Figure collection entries
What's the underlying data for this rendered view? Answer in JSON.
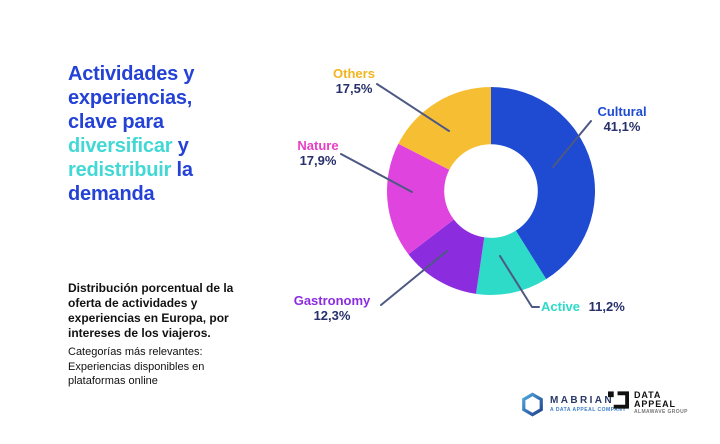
{
  "palette": {
    "title_blue": "#2442d6",
    "title_teal": "#42d8d5",
    "navy": "#27306b",
    "leader_line": "#4d5983",
    "cultural": "#1e4bd2",
    "active": "#2edac8",
    "gastronomy": "#8b2cdf",
    "nature": "#e044df",
    "others": "#f6be33",
    "cultural_label": "#1e4bd2",
    "active_label": "#2edac8",
    "gastronomy_label": "#8b2cdf",
    "nature_label": "#e83ec6",
    "others_label": "#f2b41f",
    "text_black": "#111111",
    "background": "#ffffff"
  },
  "title": {
    "full_text": "Actividades y experiencias, clave para diversificar y redistribuir la demanda",
    "lines": [
      [
        {
          "text": "Actividades y",
          "color": "title_blue"
        }
      ],
      [
        {
          "text": "experiencias,",
          "color": "title_blue"
        }
      ],
      [
        {
          "text": "clave para",
          "color": "title_blue"
        }
      ],
      [
        {
          "text": "diversificar",
          "color": "title_teal"
        },
        {
          "text": " y",
          "color": "title_blue"
        }
      ],
      [
        {
          "text": "redistribuir",
          "color": "title_teal"
        },
        {
          "text": " la",
          "color": "title_blue"
        }
      ],
      [
        {
          "text": "demanda",
          "color": "title_blue"
        }
      ]
    ]
  },
  "description": {
    "bold_text": "Distribución porcentual de la\noferta de actividades y\nexperiencias en Europa, por\nintereses de los viajeros.",
    "note_text": "Categorías más relevantes:\nExperiencias disponibles en\nplataformas online"
  },
  "chart_data": {
    "type": "pie",
    "subtype": "donut",
    "title": "",
    "categories": [
      "Cultural",
      "Active",
      "Gastronomy",
      "Nature",
      "Others"
    ],
    "values": [
      41.1,
      11.2,
      12.3,
      17.9,
      17.5
    ],
    "value_labels": [
      "41,1%",
      "11,2%",
      "12,3%",
      "17,9%",
      "17,5%"
    ],
    "color_keys": [
      "cultural",
      "active",
      "gastronomy",
      "nature",
      "others"
    ],
    "start_angle_deg": 0,
    "direction": "clockwise",
    "inner_radius_ratio": 0.45,
    "legend_position": "callout-labels"
  },
  "logos": {
    "mabrian": {
      "name": "MABRIAN",
      "tagline": "A DATA APPEAL COMPANY"
    },
    "data_appeal": {
      "line1": "DATA",
      "line2": "APPEAL",
      "tagline": "ALMAWAVE GROUP"
    }
  }
}
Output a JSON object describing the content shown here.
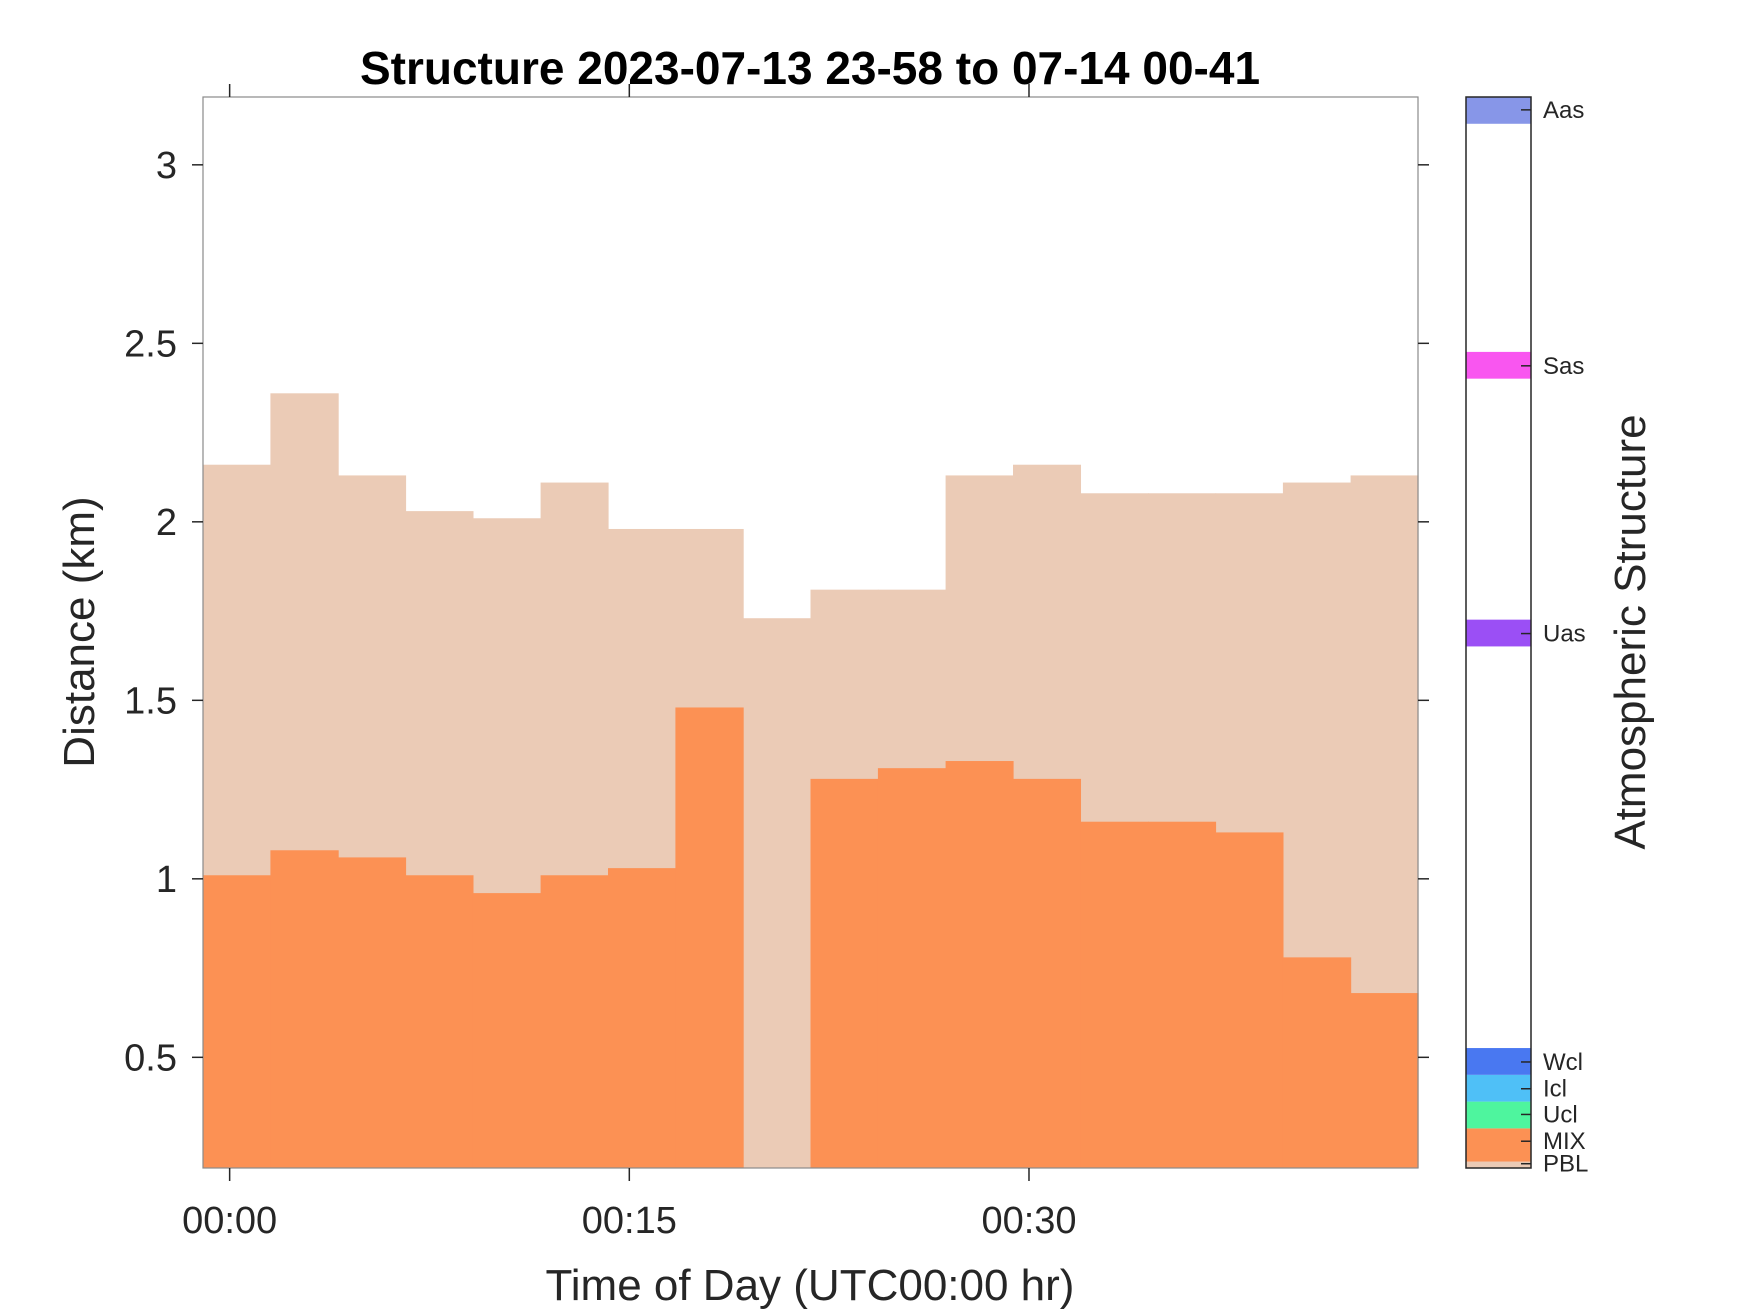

Set problem. Please write out all the data again word for word, but not the pictures.

Result of the task.
What's the underlying data for this rendered view? Answer in JSON.
{
  "palette": {
    "title_blue": "#2442d6",
    "title_teal": "#42d8d5",
    "navy": "#27306b",
    "leader_line": "#4d5983",
    "cultural": "#1e4bd2",
    "active": "#2edac8",
    "gastronomy": "#8b2cdf",
    "nature": "#e044df",
    "others": "#f6be33",
    "cultural_label": "#1e4bd2",
    "active_label": "#2edac8",
    "gastronomy_label": "#8b2cdf",
    "nature_label": "#e83ec6",
    "others_label": "#f2b41f",
    "text_black": "#111111",
    "background": "#ffffff"
  },
  "title": {
    "full_text": "Actividades y experiencias, clave para diversificar y redistribuir la demanda",
    "lines": [
      [
        {
          "text": "Actividades y",
          "color": "title_blue"
        }
      ],
      [
        {
          "text": "experiencias,",
          "color": "title_blue"
        }
      ],
      [
        {
          "text": "clave para",
          "color": "title_blue"
        }
      ],
      [
        {
          "text": "diversificar",
          "color": "title_teal"
        },
        {
          "text": " y",
          "color": "title_blue"
        }
      ],
      [
        {
          "text": "redistribuir",
          "color": "title_teal"
        },
        {
          "text": " la",
          "color": "title_blue"
        }
      ],
      [
        {
          "text": "demanda",
          "color": "title_blue"
        }
      ]
    ]
  },
  "description": {
    "bold_text": "Distribución porcentual de la\noferta de actividades y\nexperiencias en Europa, por\nintereses de los viajeros.",
    "note_text": "Categorías más relevantes:\nExperiencias disponibles en\nplataformas online"
  },
  "chart_data": {
    "type": "pie",
    "subtype": "donut",
    "title": "",
    "categories": [
      "Cultural",
      "Active",
      "Gastronomy",
      "Nature",
      "Others"
    ],
    "values": [
      41.1,
      11.2,
      12.3,
      17.9,
      17.5
    ],
    "value_labels": [
      "41,1%",
      "11,2%",
      "12,3%",
      "17,9%",
      "17,5%"
    ],
    "color_keys": [
      "cultural",
      "active",
      "gastronomy",
      "nature",
      "others"
    ],
    "start_angle_deg": 0,
    "direction": "clockwise",
    "inner_radius_ratio": 0.45,
    "legend_position": "callout-labels"
  },
  "logos": {
    "mabrian": {
      "name": "MABRIAN",
      "tagline": "A DATA APPEAL COMPANY"
    },
    "data_appeal": {
      "line1": "DATA",
      "line2": "APPEAL",
      "tagline": "ALMAWAVE GROUP"
    }
  }
}
Output a JSON object describing the content shown here.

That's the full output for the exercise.